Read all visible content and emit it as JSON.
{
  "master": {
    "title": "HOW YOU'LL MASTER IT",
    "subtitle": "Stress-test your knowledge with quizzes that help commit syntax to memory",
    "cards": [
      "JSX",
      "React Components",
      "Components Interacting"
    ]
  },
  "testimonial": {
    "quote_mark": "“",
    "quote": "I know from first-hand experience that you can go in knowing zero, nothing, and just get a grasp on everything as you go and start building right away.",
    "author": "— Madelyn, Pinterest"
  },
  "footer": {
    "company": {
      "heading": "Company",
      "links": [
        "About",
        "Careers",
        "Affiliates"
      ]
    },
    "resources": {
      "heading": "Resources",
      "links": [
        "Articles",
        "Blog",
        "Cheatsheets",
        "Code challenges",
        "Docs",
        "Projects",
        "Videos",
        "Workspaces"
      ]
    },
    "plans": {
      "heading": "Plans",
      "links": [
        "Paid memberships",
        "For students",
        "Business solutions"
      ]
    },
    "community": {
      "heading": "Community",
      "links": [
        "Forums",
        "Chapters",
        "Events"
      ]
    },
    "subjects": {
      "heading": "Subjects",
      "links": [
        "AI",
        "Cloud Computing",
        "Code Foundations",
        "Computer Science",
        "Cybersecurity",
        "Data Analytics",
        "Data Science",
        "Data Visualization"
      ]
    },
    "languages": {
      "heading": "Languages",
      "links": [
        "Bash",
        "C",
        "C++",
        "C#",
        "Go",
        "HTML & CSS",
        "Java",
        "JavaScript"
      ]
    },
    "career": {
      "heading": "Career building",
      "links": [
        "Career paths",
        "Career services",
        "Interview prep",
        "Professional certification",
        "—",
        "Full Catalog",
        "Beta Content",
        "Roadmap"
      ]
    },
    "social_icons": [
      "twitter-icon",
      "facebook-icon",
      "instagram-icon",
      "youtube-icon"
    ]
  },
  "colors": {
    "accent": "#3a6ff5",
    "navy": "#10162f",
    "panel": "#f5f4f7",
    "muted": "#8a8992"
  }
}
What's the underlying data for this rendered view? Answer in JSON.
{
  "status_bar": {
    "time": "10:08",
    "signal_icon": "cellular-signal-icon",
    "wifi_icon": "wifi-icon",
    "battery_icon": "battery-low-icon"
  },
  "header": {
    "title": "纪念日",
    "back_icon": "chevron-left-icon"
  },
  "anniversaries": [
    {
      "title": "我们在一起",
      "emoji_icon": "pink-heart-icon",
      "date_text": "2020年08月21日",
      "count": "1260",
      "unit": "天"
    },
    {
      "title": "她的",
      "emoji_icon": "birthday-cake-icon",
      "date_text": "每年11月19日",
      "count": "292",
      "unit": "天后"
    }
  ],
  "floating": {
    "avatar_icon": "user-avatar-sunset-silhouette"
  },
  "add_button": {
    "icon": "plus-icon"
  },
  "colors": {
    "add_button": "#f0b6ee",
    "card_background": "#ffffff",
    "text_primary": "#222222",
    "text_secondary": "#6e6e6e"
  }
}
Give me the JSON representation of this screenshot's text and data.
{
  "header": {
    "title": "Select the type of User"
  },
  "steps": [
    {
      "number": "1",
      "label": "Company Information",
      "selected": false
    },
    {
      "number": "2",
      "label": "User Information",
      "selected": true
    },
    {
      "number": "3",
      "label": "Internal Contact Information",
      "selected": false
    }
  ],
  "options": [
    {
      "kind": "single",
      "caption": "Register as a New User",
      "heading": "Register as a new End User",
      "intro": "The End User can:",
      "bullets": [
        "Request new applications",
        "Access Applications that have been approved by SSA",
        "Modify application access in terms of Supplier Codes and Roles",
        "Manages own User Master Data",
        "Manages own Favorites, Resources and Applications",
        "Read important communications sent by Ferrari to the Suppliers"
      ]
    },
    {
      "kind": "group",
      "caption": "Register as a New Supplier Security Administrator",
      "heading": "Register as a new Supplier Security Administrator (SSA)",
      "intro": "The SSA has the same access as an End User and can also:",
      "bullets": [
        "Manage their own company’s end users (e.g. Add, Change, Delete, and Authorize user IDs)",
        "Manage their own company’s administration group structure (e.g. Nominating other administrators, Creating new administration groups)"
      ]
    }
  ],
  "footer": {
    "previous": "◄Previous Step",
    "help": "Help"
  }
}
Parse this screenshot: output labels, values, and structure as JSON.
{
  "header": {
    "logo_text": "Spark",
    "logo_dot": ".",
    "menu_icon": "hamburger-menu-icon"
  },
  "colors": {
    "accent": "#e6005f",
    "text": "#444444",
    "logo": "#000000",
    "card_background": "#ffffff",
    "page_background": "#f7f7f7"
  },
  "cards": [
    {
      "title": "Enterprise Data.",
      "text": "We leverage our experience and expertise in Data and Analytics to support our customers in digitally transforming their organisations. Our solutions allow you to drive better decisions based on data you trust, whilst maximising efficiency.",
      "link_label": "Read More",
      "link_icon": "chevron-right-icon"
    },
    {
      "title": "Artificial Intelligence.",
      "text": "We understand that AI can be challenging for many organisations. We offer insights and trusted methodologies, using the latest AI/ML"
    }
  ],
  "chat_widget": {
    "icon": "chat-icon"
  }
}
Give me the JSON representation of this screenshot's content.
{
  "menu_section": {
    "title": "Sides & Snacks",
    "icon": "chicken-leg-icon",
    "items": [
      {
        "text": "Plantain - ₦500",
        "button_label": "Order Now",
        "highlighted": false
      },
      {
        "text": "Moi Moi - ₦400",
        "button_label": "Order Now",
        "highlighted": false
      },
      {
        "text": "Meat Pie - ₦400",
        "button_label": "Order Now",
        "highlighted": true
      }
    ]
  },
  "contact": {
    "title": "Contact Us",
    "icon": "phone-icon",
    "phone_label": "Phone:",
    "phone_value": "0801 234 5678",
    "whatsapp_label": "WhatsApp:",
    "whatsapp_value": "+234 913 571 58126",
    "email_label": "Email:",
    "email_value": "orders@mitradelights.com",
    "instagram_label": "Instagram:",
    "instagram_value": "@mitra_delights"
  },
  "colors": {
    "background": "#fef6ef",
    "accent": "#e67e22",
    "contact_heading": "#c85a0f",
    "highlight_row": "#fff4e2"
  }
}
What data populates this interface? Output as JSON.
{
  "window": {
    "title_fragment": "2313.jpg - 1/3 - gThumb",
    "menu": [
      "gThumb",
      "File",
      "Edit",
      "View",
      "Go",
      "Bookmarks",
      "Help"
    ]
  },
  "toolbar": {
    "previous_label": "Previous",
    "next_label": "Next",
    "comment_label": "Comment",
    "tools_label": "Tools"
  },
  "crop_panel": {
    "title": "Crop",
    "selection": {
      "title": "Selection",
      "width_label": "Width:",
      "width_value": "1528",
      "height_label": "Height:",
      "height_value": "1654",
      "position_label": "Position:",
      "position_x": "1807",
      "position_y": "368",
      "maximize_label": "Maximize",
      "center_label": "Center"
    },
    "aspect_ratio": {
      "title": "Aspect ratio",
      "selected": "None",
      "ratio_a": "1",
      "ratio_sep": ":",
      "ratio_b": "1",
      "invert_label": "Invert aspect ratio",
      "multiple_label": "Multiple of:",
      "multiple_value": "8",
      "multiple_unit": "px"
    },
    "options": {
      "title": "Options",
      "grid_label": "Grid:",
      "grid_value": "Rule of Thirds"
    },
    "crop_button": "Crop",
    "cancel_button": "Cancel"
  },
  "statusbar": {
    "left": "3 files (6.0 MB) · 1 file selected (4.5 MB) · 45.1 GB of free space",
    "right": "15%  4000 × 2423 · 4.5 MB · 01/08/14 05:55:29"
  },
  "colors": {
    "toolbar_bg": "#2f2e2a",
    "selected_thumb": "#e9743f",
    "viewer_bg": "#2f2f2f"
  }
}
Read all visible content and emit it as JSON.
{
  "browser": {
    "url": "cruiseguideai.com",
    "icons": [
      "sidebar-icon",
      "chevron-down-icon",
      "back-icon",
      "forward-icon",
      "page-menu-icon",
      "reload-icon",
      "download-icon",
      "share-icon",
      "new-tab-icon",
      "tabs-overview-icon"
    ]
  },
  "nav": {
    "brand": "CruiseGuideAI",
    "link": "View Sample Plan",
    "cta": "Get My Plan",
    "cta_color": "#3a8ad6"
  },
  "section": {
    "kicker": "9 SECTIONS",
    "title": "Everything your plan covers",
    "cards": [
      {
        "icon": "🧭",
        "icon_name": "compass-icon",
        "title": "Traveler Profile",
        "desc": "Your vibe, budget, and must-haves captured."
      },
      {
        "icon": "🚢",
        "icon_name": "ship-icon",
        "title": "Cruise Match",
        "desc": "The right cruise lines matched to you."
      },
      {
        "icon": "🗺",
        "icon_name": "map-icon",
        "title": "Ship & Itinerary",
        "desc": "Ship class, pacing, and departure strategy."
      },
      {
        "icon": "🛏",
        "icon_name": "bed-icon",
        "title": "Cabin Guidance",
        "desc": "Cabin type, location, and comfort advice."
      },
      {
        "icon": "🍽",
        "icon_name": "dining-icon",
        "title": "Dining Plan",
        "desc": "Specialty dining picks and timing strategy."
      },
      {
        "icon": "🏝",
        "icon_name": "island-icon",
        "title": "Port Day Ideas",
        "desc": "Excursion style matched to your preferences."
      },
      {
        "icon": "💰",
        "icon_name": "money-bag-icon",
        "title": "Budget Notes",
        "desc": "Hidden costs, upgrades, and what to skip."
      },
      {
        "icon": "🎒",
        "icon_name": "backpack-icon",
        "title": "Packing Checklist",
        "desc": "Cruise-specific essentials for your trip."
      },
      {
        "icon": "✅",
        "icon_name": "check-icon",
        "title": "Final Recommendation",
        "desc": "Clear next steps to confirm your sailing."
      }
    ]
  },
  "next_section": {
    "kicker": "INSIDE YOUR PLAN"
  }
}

**INSTRUCTIONS TO FOLLOW:**
Pick out every line above that holds the word "strategy" and copy it.

**EXERCISE RESULT:**
        "desc": "Ship class, pacing, and departure strategy."
        "desc": "Specialty dining picks and timing strategy."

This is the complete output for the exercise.